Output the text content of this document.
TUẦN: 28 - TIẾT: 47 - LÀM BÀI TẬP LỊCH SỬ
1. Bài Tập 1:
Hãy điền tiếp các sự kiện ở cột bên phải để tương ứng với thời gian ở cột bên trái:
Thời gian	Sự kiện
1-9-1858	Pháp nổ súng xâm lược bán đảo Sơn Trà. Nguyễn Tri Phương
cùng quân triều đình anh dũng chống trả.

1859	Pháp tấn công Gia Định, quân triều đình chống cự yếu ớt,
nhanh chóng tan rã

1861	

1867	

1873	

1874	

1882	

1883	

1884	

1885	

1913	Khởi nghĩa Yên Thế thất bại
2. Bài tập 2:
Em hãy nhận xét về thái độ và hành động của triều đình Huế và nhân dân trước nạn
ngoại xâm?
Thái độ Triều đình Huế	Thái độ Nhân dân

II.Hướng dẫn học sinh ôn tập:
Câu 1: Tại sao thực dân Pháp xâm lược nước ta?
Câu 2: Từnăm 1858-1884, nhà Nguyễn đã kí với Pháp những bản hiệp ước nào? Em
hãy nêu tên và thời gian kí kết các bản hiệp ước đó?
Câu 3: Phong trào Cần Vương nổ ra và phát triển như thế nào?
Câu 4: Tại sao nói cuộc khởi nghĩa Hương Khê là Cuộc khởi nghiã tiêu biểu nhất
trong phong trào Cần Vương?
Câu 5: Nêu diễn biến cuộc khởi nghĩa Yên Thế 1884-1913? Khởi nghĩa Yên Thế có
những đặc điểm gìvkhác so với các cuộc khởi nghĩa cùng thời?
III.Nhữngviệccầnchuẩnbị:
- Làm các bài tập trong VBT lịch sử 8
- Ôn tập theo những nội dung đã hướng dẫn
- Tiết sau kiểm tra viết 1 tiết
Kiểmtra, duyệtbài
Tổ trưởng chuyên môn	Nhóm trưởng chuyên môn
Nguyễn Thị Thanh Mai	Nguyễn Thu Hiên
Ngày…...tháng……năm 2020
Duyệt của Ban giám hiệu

..............................

Short problem:
Which lines hold the word "quân"? Copy every one of them.

Solution to the problem:
cùng quân triều đình anh dũng chống trả.
1859	Pháp tấn công Gia Định, quân triều đình chống cự yếu ớt,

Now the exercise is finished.